Copy out all lines where "name" appears.

Start Provided data

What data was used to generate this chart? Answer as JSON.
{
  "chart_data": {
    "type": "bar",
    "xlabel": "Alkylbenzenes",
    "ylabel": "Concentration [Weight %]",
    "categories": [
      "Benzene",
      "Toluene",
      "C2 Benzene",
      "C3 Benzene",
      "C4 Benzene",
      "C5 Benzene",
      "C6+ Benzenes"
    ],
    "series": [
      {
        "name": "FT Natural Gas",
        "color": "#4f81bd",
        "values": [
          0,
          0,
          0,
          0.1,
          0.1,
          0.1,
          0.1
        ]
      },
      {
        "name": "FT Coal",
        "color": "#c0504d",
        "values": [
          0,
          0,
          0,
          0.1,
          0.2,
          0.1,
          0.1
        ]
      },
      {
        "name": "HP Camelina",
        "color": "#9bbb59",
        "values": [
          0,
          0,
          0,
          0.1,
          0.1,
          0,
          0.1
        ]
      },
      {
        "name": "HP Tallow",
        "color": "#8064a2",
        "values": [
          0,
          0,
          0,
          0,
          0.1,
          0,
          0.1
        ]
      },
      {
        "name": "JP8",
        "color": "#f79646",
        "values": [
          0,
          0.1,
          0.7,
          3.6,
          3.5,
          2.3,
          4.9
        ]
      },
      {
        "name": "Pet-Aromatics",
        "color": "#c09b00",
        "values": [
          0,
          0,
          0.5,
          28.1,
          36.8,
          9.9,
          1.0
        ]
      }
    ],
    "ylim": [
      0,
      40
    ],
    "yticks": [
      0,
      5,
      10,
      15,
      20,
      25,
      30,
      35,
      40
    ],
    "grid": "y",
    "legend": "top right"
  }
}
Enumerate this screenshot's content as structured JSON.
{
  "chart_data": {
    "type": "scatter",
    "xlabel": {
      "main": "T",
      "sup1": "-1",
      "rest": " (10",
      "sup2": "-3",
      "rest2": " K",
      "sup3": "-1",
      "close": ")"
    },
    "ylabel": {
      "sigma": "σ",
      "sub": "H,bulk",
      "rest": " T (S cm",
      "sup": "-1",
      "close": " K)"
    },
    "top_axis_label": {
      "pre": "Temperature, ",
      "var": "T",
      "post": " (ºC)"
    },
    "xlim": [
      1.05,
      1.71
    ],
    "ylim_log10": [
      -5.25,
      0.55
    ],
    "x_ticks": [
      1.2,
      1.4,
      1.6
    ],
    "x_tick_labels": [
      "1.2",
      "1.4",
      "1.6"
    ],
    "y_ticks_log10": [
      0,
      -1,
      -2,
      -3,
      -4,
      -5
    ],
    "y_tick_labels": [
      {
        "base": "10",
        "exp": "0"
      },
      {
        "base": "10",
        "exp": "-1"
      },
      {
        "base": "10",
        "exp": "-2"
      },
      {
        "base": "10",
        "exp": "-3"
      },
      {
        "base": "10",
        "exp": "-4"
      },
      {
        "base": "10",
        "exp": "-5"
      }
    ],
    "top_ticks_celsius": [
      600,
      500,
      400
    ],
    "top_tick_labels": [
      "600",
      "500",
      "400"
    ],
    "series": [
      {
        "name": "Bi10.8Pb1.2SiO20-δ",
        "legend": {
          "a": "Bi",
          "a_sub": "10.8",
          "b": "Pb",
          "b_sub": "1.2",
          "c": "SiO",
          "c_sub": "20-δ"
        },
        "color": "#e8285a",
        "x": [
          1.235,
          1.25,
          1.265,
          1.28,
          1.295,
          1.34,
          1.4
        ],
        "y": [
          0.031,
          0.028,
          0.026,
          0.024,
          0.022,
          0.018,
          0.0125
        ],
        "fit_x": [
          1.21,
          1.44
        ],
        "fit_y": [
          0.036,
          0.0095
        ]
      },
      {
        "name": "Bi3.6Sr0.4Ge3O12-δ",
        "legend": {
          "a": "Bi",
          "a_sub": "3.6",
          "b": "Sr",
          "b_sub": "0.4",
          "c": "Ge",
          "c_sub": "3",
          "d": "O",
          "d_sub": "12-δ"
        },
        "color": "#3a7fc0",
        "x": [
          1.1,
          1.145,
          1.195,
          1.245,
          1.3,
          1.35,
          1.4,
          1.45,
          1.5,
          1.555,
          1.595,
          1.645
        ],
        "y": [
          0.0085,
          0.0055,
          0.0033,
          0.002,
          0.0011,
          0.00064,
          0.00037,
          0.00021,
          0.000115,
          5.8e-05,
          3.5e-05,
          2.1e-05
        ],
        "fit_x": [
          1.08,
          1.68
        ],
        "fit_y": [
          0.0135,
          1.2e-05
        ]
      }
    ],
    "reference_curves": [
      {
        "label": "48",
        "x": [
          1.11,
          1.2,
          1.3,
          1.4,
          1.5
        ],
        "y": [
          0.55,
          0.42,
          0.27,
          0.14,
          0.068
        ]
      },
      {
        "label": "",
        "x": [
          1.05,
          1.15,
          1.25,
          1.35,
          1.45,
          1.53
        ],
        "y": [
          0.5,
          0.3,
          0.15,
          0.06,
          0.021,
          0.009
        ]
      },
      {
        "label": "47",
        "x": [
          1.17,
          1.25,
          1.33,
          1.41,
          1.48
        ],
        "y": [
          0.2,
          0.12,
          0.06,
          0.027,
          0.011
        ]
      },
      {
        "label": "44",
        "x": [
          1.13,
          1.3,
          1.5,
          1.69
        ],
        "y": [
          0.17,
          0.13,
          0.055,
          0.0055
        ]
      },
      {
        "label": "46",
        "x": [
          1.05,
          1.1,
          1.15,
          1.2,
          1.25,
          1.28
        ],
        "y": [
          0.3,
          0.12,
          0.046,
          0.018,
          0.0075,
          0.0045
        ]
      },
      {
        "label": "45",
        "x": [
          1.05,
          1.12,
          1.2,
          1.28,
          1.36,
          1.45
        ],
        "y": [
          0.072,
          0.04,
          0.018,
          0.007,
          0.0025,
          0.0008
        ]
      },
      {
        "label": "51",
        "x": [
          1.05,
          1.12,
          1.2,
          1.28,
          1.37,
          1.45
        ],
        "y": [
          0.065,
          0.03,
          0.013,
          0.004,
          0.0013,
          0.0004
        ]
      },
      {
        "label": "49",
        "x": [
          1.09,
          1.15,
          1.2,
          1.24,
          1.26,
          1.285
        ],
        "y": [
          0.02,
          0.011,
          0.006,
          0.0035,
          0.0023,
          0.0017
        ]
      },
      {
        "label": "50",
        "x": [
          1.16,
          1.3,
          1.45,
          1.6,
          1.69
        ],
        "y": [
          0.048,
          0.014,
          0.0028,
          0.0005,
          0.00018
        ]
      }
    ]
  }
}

End Provided data

◆ **Solved problem**:
        "name": "FT Natural Gas",
        "name": "FT Coal",
        "name": "HP Camelina",
        "name": "HP Tallow",
        "name": "JP8",
        "name": "Pet-Aromatics",
        "name": "Bi10.8Pb1.2SiO20-δ",
        "name": "Bi3.6Sr0.4Ge3O12-δ",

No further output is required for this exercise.